--- SHORT PROBLEM ---
Copy out the complete listing, word for word.

══ TASK MATERIAL

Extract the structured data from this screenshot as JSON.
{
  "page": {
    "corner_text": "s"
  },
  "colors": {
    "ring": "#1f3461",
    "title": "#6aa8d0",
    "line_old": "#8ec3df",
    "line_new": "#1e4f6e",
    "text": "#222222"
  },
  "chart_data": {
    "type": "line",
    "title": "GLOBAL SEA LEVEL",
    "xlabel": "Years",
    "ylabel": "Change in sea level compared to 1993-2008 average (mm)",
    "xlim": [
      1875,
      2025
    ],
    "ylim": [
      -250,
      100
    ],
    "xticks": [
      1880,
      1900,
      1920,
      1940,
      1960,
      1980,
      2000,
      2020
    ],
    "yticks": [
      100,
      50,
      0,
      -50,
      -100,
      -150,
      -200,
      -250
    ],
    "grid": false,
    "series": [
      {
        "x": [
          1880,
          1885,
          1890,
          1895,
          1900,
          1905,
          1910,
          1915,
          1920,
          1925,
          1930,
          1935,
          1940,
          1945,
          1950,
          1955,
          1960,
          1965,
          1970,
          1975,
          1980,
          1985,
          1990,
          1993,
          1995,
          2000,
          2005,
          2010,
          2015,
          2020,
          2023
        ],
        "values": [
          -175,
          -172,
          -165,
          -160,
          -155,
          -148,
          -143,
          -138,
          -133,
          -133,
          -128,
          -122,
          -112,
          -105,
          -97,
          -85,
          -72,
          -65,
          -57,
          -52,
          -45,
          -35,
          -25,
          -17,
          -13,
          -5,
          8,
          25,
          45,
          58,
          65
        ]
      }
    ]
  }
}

════

--- WRITTEN RESPONSE ---
Extract the structured data from this screenshot as JSON.
{
  "page": {
    "corner_text": "s"
  },
  "colors": {
    "ring": "#1f3461",
    "title": "#6aa8d0",
    "line_old": "#8ec3df",
    "line_new": "#1e4f6e",
    "text": "#222222"
  },
  "chart_data": {
    "type": "line",
    "title": "GLOBAL SEA LEVEL",
    "xlabel": "Years",
    "ylabel": "Change in sea level compared to 1993-2008 average (mm)",
    "xlim": [
      1875,
      2025
    ],
    "ylim": [
      -250,
      100
    ],
    "xticks": [
      1880,
      1900,
      1920,
      1940,
      1960,
      1980,
      2000,
      2020
    ],
    "yticks": [
      100,
      50,
      0,
      -50,
      -100,
      -150,
      -200,
      -250
    ],
    "grid": false,
    "series": [
      {
        "x": [
          1880,
          1885,
          1890,
          1895,
          1900,
          1905,
          1910,
          1915,
          1920,
          1925,
          1930,
          1935,
          1940,
          1945,
          1950,
          1955,
          1960,
          1965,
          1970,
          1975,
          1980,
          1985,
          1990,
          1993,
          1995,
          2000,
          2005,
          2010,
          2015,
          2020,
          2023
        ],
        "values": [
          -175,
          -172,
          -165,
          -160,
          -155,
          -148,
          -143,
          -138,
          -133,
          -133,
          -128,
          -122,
          -112,
          -105,
          -97,
          -85,
          -72,
          -65,
          -57,
          -52,
          -45,
          -35,
          -25,
          -17,
          -13,
          -5,
          8,
          25,
          45,
          58,
          65
        ]
      }
    ]
  }
}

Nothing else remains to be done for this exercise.